INSTRUCTIONS FOR THE TASK: Write out every line of the material below, changing nothing.

RECORD LIST:
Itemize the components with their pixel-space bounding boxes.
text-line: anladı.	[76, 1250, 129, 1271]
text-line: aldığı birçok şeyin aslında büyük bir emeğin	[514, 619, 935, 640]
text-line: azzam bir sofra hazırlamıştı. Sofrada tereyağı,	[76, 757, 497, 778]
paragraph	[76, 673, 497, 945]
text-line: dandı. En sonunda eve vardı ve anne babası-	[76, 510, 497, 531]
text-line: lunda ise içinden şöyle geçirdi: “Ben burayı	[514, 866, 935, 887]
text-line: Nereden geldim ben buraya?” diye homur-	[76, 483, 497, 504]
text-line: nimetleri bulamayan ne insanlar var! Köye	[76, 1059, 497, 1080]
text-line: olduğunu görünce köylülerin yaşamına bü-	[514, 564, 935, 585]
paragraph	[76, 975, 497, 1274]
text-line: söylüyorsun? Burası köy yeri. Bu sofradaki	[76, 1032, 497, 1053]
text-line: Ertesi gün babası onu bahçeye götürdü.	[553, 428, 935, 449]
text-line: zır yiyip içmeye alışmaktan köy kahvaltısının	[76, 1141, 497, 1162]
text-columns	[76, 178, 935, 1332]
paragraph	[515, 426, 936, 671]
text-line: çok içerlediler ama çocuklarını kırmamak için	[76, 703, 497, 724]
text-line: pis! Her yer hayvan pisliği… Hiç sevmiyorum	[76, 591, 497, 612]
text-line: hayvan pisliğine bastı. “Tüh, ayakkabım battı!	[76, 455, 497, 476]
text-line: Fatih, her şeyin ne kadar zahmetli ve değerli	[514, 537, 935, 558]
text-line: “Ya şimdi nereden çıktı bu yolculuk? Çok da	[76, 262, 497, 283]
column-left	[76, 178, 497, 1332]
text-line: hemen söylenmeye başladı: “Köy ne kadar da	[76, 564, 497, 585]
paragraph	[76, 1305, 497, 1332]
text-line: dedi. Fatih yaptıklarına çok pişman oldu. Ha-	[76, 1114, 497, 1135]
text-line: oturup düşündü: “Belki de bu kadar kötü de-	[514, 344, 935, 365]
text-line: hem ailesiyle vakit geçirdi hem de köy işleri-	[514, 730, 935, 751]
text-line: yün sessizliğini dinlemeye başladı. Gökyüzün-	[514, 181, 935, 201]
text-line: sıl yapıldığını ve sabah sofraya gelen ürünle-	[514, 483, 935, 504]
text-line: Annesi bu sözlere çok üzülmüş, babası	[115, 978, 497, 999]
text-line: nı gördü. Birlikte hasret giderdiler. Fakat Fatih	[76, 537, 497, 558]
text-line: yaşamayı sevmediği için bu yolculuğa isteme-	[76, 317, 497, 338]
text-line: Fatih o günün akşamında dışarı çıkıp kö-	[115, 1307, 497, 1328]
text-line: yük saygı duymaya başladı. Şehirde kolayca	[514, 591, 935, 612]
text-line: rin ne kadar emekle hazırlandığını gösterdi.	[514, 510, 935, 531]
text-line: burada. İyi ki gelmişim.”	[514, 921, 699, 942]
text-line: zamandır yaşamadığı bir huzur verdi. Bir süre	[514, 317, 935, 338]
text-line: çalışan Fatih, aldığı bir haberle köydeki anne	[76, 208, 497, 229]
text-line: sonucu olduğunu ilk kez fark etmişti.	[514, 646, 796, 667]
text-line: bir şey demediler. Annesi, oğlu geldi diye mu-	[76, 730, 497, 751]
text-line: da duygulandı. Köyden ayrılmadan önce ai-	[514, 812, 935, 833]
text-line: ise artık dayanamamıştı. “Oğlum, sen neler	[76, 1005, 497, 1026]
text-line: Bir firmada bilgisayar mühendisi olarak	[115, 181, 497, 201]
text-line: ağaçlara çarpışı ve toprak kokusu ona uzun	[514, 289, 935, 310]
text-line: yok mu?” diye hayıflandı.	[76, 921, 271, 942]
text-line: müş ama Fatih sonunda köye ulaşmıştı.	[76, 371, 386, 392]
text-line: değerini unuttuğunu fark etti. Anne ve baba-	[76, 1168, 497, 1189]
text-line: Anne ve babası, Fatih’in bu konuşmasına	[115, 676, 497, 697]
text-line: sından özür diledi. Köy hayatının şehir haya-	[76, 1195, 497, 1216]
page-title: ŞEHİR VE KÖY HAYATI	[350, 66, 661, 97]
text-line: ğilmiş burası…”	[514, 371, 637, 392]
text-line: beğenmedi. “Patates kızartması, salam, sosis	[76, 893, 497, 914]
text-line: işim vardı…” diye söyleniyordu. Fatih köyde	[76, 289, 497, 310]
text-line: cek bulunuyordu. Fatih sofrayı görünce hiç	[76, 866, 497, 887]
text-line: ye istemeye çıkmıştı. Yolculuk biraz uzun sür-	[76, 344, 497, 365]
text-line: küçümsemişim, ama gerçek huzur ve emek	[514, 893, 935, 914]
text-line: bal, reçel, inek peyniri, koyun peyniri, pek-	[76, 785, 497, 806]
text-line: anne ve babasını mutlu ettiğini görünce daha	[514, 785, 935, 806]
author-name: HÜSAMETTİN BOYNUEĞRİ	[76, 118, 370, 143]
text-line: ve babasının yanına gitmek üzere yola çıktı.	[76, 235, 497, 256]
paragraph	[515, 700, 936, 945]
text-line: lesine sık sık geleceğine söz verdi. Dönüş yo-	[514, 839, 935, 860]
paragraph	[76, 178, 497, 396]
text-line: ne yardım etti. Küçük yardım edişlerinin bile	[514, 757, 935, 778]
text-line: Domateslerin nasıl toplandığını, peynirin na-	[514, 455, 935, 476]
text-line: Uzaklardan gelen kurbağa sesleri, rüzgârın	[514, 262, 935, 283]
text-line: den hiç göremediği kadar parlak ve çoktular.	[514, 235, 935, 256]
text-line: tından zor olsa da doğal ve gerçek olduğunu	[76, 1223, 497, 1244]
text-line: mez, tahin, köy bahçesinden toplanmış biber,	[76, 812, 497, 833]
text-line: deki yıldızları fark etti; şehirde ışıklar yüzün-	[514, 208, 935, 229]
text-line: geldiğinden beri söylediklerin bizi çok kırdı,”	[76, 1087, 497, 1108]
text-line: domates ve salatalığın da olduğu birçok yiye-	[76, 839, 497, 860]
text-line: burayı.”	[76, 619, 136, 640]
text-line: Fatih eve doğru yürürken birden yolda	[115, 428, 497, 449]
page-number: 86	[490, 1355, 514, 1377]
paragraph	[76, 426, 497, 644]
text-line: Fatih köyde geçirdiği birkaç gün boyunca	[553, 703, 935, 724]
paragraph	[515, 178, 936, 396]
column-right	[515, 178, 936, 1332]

RESPONSE FOR THIS EXERCISE:
Itemize the components with their pixel-space bounding boxes.
text-line: anladı.	[76, 1250, 129, 1271]
text-line: aldığı birçok şeyin aslında büyük bir emeğin	[514, 619, 935, 640]
text-line: azzam bir sofra hazırlamıştı. Sofrada tereyağı,	[76, 757, 497, 778]
paragraph	[76, 673, 497, 945]
text-line: dandı. En sonunda eve vardı ve anne babası-	[76, 510, 497, 531]
text-line: lunda ise içinden şöyle geçirdi: “Ben burayı	[514, 866, 935, 887]
text-line: Nereden geldim ben buraya?” diye homur-	[76, 483, 497, 504]
text-line: nimetleri bulamayan ne insanlar var! Köye	[76, 1059, 497, 1080]
text-line: olduğunu görünce köylülerin yaşamına bü-	[514, 564, 935, 585]
paragraph	[76, 975, 497, 1274]
text-line: söylüyorsun? Burası köy yeri. Bu sofradaki	[76, 1032, 497, 1053]
text-line: Ertesi gün babası onu bahçeye götürdü.	[553, 428, 935, 449]
text-line: zır yiyip içmeye alışmaktan köy kahvaltısının	[76, 1141, 497, 1162]
text-columns	[76, 178, 935, 1332]
paragraph	[515, 426, 936, 671]
text-line: çok içerlediler ama çocuklarını kırmamak için	[76, 703, 497, 724]
text-line: pis! Her yer hayvan pisliği… Hiç sevmiyorum	[76, 591, 497, 612]
text-line: hayvan pisliğine bastı. “Tüh, ayakkabım battı!	[76, 455, 497, 476]
text-line: Fatih, her şeyin ne kadar zahmetli ve değerli	[514, 537, 935, 558]
text-line: “Ya şimdi nereden çıktı bu yolculuk? Çok da	[76, 262, 497, 283]
column-left	[76, 178, 497, 1332]
text-line: hemen söylenmeye başladı: “Köy ne kadar da	[76, 564, 497, 585]
paragraph	[76, 1305, 497, 1332]
text-line: dedi. Fatih yaptıklarına çok pişman oldu. Ha-	[76, 1114, 497, 1135]
text-line: oturup düşündü: “Belki de bu kadar kötü de-	[514, 344, 935, 365]
text-line: hem ailesiyle vakit geçirdi hem de köy işleri-	[514, 730, 935, 751]
text-line: yün sessizliğini dinlemeye başladı. Gökyüzün-	[514, 181, 935, 201]
text-line: sıl yapıldığını ve sabah sofraya gelen ürünle-	[514, 483, 935, 504]
text-line: Annesi bu sözlere çok üzülmüş, babası	[115, 978, 497, 999]
text-line: nı gördü. Birlikte hasret giderdiler. Fakat Fatih	[76, 537, 497, 558]
text-line: yaşamayı sevmediği için bu yolculuğa isteme-	[76, 317, 497, 338]
text-line: Fatih o günün akşamında dışarı çıkıp kö-	[115, 1307, 497, 1328]
text-line: yük saygı duymaya başladı. Şehirde kolayca	[514, 591, 935, 612]
text-line: rin ne kadar emekle hazırlandığını gösterdi.	[514, 510, 935, 531]
text-line: burada. İyi ki gelmişim.”	[514, 921, 699, 942]
text-line: zamandır yaşamadığı bir huzur verdi. Bir süre	[514, 317, 935, 338]
text-line: çalışan Fatih, aldığı bir haberle köydeki anne	[76, 208, 497, 229]
text-line: sonucu olduğunu ilk kez fark etmişti.	[514, 646, 796, 667]
text-line: bir şey demediler. Annesi, oğlu geldi diye mu-	[76, 730, 497, 751]
text-line: da duygulandı. Köyden ayrılmadan önce ai-	[514, 812, 935, 833]
text-line: ise artık dayanamamıştı. “Oğlum, sen neler	[76, 1005, 497, 1026]
text-line: Bir firmada bilgisayar mühendisi olarak	[115, 181, 497, 201]
text-line: ağaçlara çarpışı ve toprak kokusu ona uzun	[514, 289, 935, 310]
text-line: yok mu?” diye hayıflandı.	[76, 921, 271, 942]
text-line: müş ama Fatih sonunda köye ulaşmıştı.	[76, 371, 386, 392]
text-line: değerini unuttuğunu fark etti. Anne ve baba-	[76, 1168, 497, 1189]
text-line: Anne ve babası, Fatih’in bu konuşmasına	[115, 676, 497, 697]
text-line: sından özür diledi. Köy hayatının şehir haya-	[76, 1195, 497, 1216]
page-title: ŞEHİR VE KÖY HAYATI	[350, 66, 661, 97]
text-line: ğilmiş burası…”	[514, 371, 637, 392]
text-line: beğenmedi. “Patates kızartması, salam, sosis	[76, 893, 497, 914]
text-line: işim vardı…” diye söyleniyordu. Fatih köyde	[76, 289, 497, 310]
text-line: cek bulunuyordu. Fatih sofrayı görünce hiç	[76, 866, 497, 887]
text-line: ye istemeye çıkmıştı. Yolculuk biraz uzun sür-	[76, 344, 497, 365]
text-line: küçümsemişim, ama gerçek huzur ve emek	[514, 893, 935, 914]
text-line: bal, reçel, inek peyniri, koyun peyniri, pek-	[76, 785, 497, 806]
text-line: anne ve babasını mutlu ettiğini görünce daha	[514, 785, 935, 806]
author-name: HÜSAMETTİN BOYNUEĞRİ	[76, 118, 370, 143]
text-line: ve babasının yanına gitmek üzere yola çıktı.	[76, 235, 497, 256]
paragraph	[515, 700, 936, 945]
text-line: lesine sık sık geleceğine söz verdi. Dönüş yo-	[514, 839, 935, 860]
paragraph	[76, 178, 497, 396]
text-line: ne yardım etti. Küçük yardım edişlerinin bile	[514, 757, 935, 778]
text-line: Domateslerin nasıl toplandığını, peynirin na-	[514, 455, 935, 476]
text-line: Uzaklardan gelen kurbağa sesleri, rüzgârın	[514, 262, 935, 283]
text-line: den hiç göremediği kadar parlak ve çoktular.	[514, 235, 935, 256]
text-line: tından zor olsa da doğal ve gerçek olduğunu	[76, 1223, 497, 1244]
text-line: mez, tahin, köy bahçesinden toplanmış biber,	[76, 812, 497, 833]
text-line: deki yıldızları fark etti; şehirde ışıklar yüzün-	[514, 208, 935, 229]
text-line: geldiğinden beri söylediklerin bizi çok kırdı,”	[76, 1087, 497, 1108]
text-line: domates ve salatalığın da olduğu birçok yiye-	[76, 839, 497, 860]
text-line: burayı.”	[76, 619, 136, 640]
text-line: Fatih eve doğru yürürken birden yolda	[115, 428, 497, 449]
page-number: 86	[490, 1355, 514, 1377]
paragraph	[76, 426, 497, 644]
text-line: Fatih köyde geçirdiği birkaç gün boyunca	[553, 703, 935, 724]
paragraph	[515, 178, 936, 396]
column-right	[515, 178, 936, 1332]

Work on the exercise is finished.